Pick out each line with the word "uzun" from the material that follows.

-- start Exercise data --

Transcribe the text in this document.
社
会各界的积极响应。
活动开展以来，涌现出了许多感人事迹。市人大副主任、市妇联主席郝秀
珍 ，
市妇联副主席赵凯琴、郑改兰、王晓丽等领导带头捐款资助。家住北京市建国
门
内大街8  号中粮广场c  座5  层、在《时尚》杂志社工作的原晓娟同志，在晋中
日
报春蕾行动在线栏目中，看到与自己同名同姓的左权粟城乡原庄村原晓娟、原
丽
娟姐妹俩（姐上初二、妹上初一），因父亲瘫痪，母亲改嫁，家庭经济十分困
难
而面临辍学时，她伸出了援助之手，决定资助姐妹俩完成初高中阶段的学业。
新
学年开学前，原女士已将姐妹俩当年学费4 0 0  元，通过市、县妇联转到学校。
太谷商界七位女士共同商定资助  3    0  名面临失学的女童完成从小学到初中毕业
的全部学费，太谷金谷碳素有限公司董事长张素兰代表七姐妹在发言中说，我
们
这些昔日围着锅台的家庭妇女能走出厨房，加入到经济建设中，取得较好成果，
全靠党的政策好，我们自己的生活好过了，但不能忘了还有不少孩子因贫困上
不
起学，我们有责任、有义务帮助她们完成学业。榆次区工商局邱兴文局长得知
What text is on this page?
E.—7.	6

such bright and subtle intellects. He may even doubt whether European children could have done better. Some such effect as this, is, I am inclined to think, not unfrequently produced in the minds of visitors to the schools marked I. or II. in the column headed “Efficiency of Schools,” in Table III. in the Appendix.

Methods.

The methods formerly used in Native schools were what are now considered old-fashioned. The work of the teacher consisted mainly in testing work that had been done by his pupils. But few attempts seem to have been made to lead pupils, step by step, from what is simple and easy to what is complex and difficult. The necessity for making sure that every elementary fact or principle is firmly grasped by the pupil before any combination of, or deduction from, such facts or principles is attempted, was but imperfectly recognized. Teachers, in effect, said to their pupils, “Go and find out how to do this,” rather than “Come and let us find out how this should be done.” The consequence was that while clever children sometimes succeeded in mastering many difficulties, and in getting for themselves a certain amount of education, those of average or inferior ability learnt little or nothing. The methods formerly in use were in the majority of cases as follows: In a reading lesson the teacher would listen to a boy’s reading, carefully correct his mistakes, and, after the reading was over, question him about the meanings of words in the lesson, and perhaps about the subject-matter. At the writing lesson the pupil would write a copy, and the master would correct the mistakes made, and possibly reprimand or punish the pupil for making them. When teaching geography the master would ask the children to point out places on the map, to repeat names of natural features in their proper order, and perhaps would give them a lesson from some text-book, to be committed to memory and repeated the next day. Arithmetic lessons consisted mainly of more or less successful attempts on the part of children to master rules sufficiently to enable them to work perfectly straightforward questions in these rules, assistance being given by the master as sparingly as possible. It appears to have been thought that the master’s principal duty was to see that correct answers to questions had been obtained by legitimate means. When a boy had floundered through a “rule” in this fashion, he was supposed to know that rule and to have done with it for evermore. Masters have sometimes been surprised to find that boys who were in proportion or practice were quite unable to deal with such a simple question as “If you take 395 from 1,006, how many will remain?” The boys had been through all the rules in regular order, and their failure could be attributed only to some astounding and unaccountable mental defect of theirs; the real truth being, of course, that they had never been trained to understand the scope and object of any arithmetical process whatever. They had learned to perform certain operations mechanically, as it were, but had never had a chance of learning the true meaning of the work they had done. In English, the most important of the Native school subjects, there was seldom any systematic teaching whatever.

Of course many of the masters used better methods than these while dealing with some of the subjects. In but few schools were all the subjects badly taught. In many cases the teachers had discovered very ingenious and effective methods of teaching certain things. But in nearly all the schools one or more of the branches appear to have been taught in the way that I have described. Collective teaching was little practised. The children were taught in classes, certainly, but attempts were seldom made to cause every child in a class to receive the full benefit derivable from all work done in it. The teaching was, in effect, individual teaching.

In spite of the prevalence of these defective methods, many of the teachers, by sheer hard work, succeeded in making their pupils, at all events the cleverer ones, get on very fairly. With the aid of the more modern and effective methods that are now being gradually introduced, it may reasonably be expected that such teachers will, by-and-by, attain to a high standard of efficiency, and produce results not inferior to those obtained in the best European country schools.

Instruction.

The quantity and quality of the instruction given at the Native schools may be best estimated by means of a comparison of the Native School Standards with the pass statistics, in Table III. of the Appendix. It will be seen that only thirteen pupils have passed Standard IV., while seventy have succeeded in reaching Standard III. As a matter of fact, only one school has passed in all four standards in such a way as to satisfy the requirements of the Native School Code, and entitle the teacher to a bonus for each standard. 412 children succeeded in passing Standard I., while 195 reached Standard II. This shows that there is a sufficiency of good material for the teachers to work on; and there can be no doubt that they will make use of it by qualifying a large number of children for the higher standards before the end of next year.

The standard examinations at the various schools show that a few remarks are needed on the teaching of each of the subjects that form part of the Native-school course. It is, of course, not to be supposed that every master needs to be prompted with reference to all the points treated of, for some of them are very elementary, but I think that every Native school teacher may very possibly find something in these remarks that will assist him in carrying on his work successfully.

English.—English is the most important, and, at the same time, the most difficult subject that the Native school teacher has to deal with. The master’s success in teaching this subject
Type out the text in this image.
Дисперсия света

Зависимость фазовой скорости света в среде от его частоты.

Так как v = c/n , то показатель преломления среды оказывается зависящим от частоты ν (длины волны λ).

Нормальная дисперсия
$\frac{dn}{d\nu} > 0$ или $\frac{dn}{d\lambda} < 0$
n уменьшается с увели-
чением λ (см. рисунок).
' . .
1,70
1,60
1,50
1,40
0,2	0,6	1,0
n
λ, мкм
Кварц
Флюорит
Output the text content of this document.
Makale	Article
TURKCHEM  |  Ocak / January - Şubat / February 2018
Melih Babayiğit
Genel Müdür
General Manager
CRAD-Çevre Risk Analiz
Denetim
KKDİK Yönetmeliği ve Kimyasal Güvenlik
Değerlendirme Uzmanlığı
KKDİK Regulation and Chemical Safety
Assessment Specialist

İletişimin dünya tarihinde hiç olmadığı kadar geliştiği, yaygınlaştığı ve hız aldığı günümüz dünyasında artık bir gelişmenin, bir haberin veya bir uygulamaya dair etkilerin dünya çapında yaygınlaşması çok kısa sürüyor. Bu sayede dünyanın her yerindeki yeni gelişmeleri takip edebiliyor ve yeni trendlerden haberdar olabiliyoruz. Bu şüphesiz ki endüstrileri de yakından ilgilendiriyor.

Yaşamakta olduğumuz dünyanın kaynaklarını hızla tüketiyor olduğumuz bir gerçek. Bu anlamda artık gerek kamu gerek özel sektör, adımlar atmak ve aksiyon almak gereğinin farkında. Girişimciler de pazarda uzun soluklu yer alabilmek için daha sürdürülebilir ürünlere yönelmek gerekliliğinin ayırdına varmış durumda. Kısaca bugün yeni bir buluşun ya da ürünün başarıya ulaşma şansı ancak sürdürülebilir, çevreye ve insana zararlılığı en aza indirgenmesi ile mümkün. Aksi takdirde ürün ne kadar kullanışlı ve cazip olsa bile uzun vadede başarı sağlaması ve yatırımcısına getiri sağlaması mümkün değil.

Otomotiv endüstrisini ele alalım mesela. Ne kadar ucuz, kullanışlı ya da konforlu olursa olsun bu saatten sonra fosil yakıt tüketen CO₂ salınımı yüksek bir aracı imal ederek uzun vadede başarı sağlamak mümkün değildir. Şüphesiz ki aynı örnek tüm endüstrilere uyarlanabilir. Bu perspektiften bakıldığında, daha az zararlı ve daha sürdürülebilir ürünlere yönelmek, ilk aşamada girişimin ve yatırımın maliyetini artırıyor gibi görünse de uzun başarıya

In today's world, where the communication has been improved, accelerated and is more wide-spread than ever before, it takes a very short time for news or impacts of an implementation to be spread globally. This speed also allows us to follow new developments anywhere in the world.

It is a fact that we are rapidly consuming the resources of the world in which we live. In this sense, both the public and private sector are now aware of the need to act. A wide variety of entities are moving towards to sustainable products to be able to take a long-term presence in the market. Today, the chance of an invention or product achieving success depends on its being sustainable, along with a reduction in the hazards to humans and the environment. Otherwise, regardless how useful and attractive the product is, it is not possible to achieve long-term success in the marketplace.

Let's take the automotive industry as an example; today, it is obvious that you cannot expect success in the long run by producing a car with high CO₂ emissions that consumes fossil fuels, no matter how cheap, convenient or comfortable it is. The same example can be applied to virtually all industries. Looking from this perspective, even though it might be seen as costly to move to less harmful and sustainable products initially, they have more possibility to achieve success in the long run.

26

-- end Exercise data --

■ **Reply to the task**
Yaşamakta olduğumuz dünyanın kaynaklarını hızla tüketiyor olduğumuz bir gerçek. Bu anlamda artık gerek kamu gerek özel sektör, adımlar atmak ve aksiyon almak gereğinin farkında. Girişimciler de pazarda uzun soluklu yer alabilmek için daha sürdürülebilir ürünlere yönelmek gerekliliğinin ayırdına varmış durumda. Kısaca bugün yeni bir buluşun ya da ürünün başarıya ulaşma şansı ancak sürdürülebilir, çevreye ve insana zararlılığı en aza indirgenmesi ile mümkün. Aksi takdirde ürün ne kadar kullanışlı ve cazip olsa bile uzun vadede başarı sağlaması ve yatırımcısına getiri sağlaması mümkün değil.
Otomotiv endüstrisini ele alalım mesela. Ne kadar ucuz, kullanışlı ya da konforlu olursa olsun bu saatten sonra fosil yakıt tüketen CO₂ salınımı yüksek bir aracı imal ederek uzun vadede başarı sağlamak mümkün değildir. Şüphesiz ki aynı örnek tüm endüstrilere uyarlanabilir. Bu perspektiften bakıldığında, daha az zararlı ve daha sürdürülebilir ürünlere yönelmek, ilk aşamada girişimin ve yatırımın maliyetini artırıyor gibi görünse de uzun başarıya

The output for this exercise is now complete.